TASK BRIEF:
Of all the lines in the material below, how many include the string "species"? Give the number only.

Rows from a figure dataset:

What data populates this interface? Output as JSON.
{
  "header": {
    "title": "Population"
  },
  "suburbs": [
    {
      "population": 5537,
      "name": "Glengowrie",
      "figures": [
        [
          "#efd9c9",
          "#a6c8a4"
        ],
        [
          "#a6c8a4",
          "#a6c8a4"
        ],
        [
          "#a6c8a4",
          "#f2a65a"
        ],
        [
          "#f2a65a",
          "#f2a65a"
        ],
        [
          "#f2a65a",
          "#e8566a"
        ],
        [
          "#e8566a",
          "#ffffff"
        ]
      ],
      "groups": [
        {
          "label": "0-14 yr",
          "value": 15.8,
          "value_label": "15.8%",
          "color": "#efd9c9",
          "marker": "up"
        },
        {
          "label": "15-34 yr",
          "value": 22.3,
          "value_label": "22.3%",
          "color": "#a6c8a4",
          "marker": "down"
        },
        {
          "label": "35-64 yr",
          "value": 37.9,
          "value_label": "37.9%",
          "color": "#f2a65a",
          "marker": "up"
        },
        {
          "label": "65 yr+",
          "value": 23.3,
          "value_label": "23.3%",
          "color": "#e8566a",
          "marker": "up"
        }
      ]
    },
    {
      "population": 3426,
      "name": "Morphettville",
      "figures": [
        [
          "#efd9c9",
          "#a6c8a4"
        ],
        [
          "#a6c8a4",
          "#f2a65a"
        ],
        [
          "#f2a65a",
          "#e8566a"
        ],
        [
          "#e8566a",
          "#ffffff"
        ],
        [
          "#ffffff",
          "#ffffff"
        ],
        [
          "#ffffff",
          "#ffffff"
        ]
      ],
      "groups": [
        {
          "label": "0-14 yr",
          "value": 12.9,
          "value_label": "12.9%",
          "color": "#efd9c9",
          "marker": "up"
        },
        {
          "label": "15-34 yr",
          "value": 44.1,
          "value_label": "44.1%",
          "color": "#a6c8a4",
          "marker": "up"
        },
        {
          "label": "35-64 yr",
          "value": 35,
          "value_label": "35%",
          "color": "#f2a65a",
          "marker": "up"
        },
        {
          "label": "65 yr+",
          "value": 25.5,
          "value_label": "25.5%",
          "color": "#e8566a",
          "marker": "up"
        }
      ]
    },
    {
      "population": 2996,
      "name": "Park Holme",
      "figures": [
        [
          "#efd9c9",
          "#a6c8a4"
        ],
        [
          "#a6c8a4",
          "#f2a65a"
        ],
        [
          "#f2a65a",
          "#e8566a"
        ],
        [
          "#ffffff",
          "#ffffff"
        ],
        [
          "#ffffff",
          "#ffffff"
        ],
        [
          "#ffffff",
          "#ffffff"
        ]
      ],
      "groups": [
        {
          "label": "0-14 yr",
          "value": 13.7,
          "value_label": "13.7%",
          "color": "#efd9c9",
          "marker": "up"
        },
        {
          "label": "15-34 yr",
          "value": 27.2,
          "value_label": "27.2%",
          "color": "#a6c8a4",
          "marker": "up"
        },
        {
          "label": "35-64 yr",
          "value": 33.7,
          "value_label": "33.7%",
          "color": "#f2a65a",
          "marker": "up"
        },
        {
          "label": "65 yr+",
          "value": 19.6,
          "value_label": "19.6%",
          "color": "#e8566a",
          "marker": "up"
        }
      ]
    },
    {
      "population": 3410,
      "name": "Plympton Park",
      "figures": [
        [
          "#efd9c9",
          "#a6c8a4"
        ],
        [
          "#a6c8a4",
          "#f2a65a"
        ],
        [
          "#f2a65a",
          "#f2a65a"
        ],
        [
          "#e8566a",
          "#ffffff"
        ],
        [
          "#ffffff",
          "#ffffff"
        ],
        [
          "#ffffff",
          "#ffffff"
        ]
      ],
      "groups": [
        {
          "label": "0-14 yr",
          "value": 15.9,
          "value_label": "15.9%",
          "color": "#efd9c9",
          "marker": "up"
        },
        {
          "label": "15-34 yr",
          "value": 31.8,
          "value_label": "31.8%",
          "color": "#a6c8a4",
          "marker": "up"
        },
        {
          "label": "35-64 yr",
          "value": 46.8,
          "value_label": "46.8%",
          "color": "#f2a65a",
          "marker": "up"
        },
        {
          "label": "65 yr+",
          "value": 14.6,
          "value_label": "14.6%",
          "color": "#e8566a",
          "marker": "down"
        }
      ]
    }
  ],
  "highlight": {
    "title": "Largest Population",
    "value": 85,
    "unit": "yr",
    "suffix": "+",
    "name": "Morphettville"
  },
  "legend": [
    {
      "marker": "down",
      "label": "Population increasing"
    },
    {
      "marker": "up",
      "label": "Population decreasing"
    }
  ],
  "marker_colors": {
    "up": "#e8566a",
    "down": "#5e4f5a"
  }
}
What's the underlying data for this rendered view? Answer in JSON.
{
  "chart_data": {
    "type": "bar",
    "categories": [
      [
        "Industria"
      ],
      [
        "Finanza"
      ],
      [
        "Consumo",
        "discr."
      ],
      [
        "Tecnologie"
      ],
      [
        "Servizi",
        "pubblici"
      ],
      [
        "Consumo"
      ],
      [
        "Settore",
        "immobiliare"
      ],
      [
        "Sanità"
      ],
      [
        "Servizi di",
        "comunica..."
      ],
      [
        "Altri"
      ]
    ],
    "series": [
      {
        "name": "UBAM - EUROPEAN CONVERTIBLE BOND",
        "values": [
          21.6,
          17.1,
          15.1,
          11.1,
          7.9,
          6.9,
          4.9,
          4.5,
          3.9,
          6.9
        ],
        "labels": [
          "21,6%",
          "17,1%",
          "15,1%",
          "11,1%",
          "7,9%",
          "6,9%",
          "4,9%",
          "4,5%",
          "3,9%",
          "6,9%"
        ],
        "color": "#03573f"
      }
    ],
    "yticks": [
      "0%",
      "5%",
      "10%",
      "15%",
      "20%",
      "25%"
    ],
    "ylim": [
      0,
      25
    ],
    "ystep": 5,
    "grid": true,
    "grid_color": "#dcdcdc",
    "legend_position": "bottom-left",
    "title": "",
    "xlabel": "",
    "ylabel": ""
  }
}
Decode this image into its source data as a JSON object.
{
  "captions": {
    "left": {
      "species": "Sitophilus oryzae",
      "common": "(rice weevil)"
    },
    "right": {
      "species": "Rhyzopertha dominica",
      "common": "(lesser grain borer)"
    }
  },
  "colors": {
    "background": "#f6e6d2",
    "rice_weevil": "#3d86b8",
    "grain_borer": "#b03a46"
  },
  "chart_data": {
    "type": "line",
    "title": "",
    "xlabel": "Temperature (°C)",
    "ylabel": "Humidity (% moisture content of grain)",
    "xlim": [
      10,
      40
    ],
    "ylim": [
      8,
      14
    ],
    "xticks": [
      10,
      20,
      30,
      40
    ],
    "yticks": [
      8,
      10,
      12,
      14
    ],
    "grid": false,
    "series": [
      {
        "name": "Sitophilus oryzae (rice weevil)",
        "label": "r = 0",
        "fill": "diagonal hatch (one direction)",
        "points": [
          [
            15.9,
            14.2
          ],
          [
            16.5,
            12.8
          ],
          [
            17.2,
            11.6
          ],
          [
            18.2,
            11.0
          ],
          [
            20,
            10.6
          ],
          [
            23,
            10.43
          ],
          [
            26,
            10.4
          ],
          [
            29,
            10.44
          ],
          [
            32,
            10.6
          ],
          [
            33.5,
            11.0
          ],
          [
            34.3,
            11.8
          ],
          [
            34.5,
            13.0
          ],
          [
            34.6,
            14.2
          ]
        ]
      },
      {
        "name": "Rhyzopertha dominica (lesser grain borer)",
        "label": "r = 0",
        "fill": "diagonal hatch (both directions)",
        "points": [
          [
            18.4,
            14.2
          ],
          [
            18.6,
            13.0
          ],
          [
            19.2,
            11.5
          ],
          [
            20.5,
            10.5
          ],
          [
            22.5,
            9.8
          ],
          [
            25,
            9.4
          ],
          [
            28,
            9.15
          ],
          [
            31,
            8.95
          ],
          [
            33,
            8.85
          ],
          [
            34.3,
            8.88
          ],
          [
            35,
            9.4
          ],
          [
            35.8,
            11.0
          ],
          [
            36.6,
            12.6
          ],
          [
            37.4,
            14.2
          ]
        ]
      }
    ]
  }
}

EXPECTED ANSWER:
2